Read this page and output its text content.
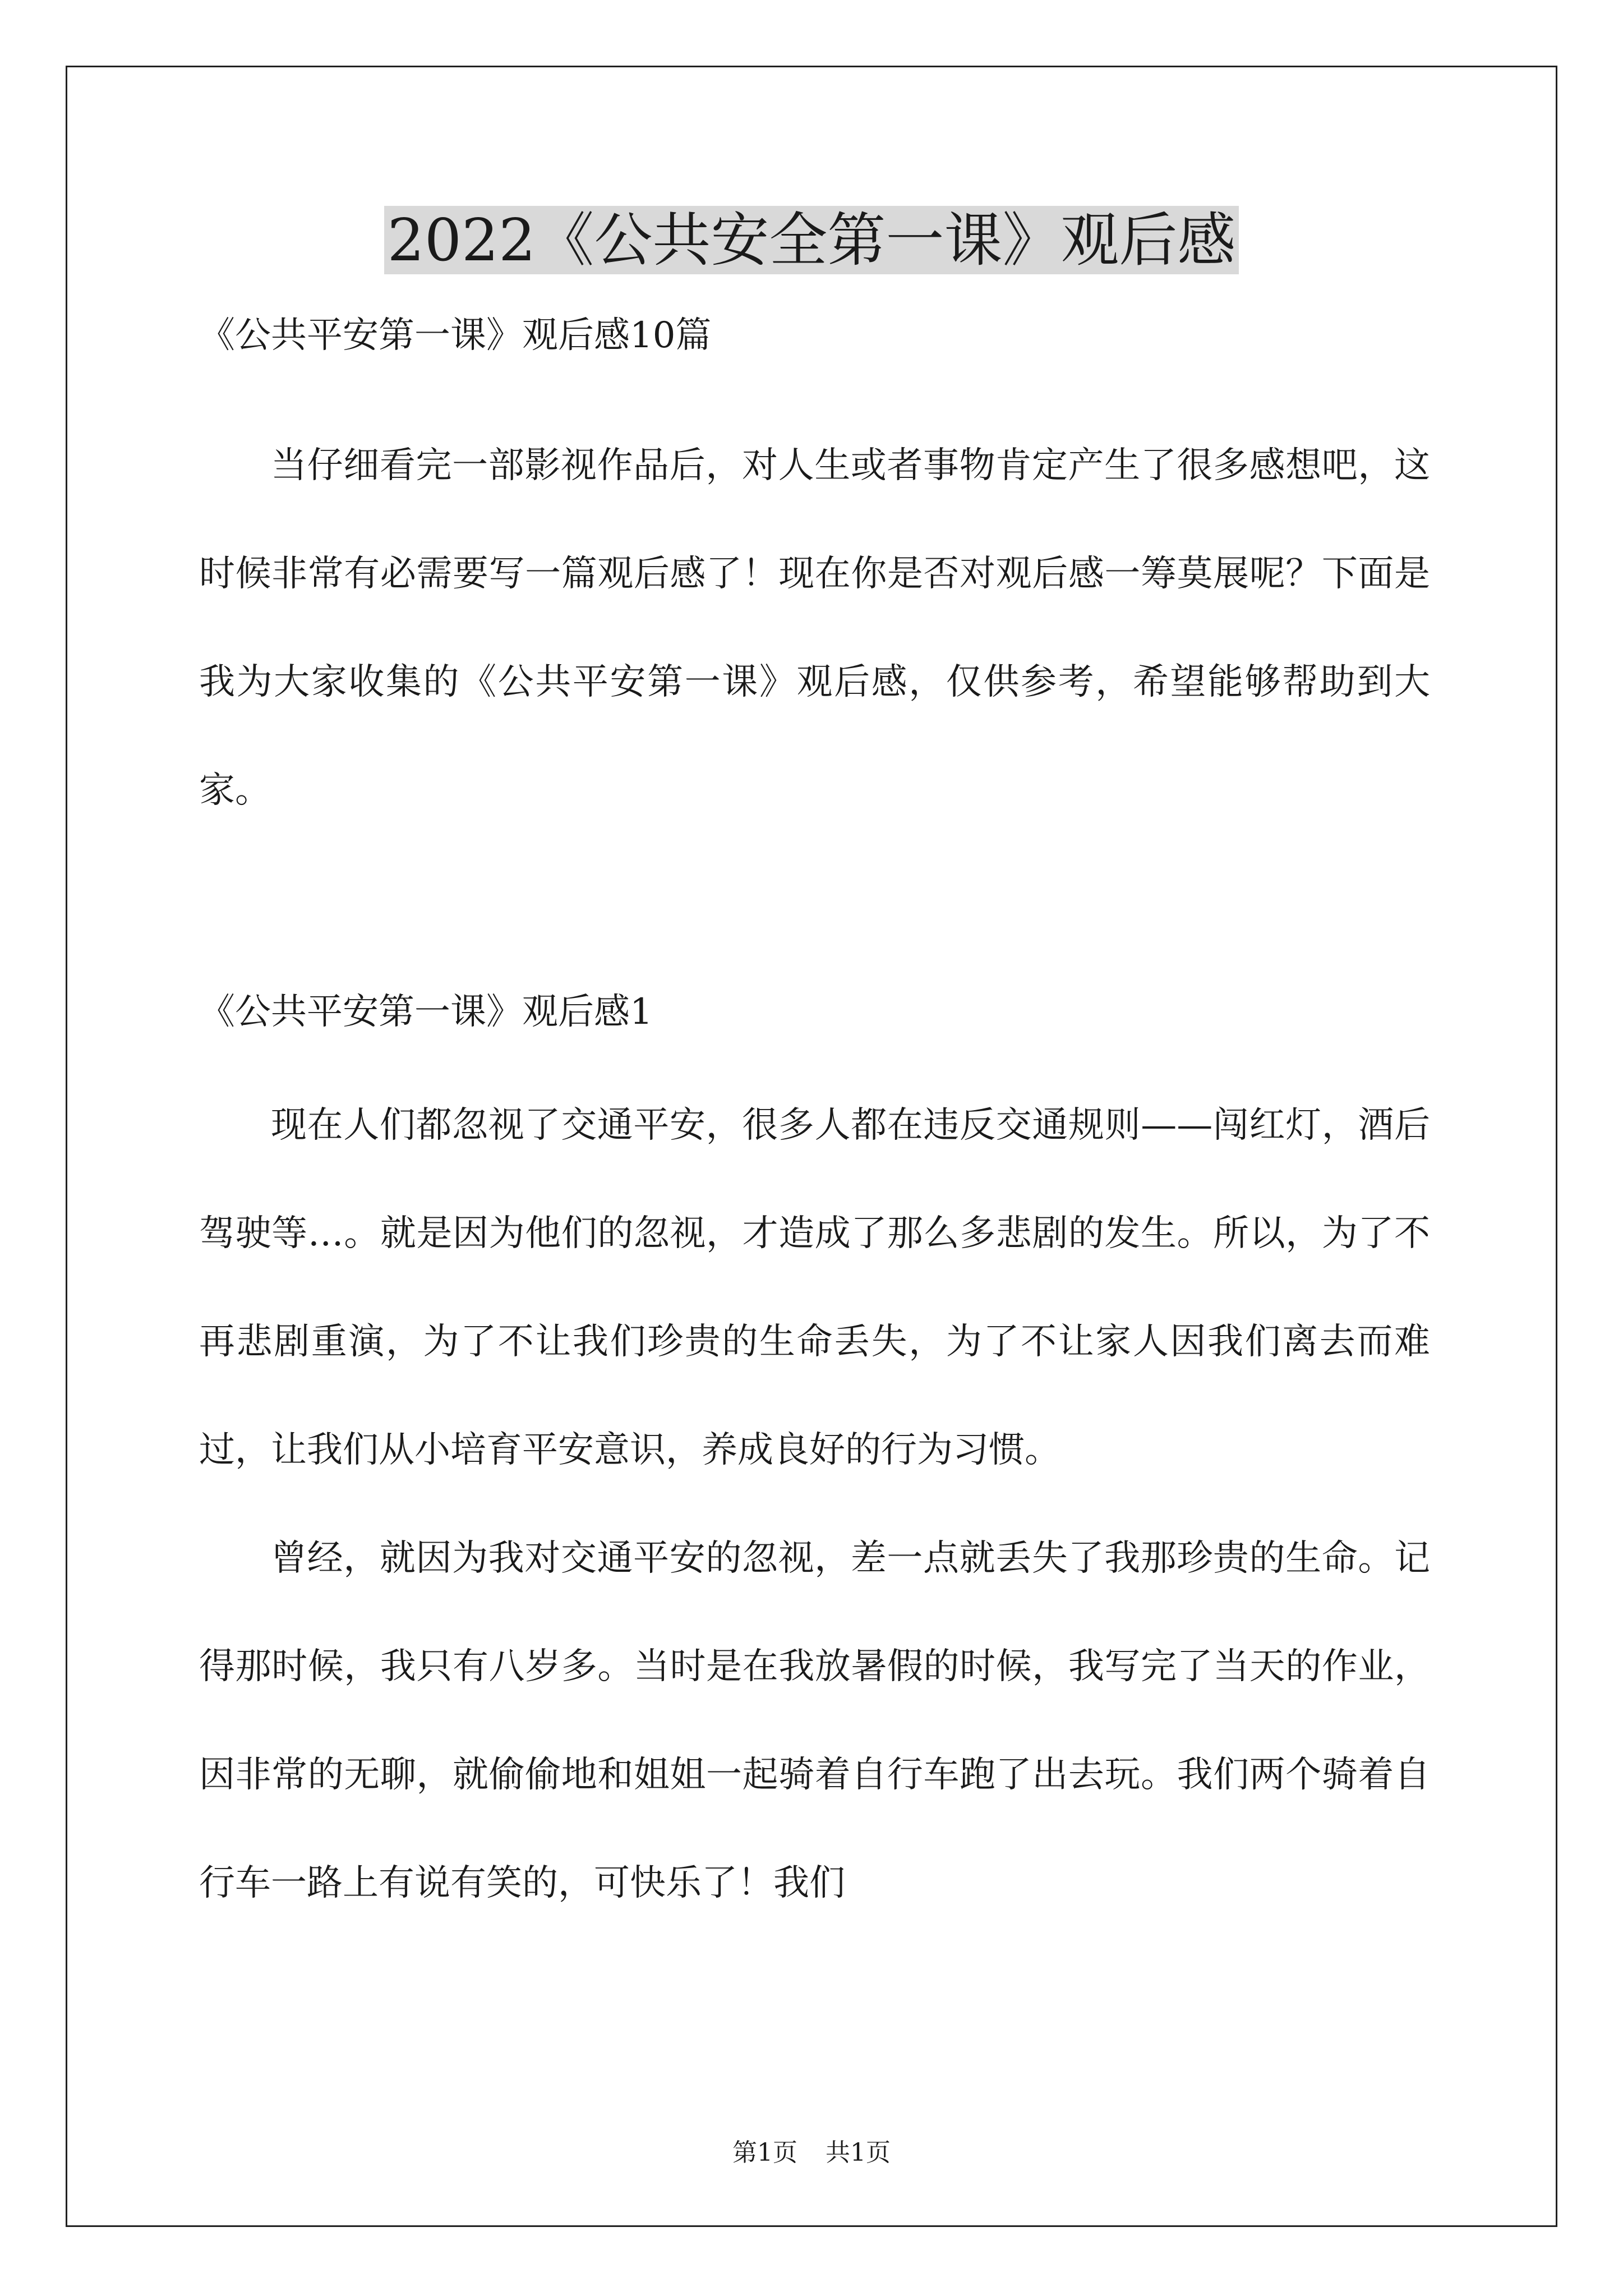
2022《公共安全第一课》观后感

《公共平安第一课》观后感10篇

当仔细看完一部影视作品后，对人生或者事物肯定产生了很多感想吧，这时候非常有必需要写一篇观后感了！现在你是否对观后感一筹莫展呢？下面是我为大家收集的《公共平安第一课》观后感，仅供参考，希望能够帮助到大家。

《公共平安第一课》观后感1

现在人们都忽视了交通平安，很多人都在违反交通规则——闯红灯，酒后驾驶等…。就是因为他们的忽视，才造成了那么多悲剧的发生。所以，为了不再悲剧重演，为了不让我们珍贵的生命丢失，为了不让家人因我们离去而难过，让我们从小培育平安意识，养成良好的行为习惯。

曾经，就因为我对交通平安的忽视，差一点就丢失了我那珍贵的生命。记得那时候，我只有八岁多。当时是在我放暑假的时候，我写完了当天的作业，因非常的无聊，就偷偷地和姐姐一起骑着自行车跑了出去玩。我们两个骑着自行车一路上有说有笑的，可快乐了！我们

第1页 共1页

────────────────────

REQUIRED WORK: Find the lines with the string "公共平安第一课" and reproduce them.

IN RESPONSE:
《公共平安第一课》观后感10篇
当仔细看完一部影视作品后，对人生或者事物肯定产生了很多感想吧，这时候非常有必需要写一篇观后感了！现在你是否对观后感一筹莫展呢？下面是我为大家收集的《公共平安第一课》观后感，仅供参考，希望能够帮助到大家。
《公共平安第一课》观后感1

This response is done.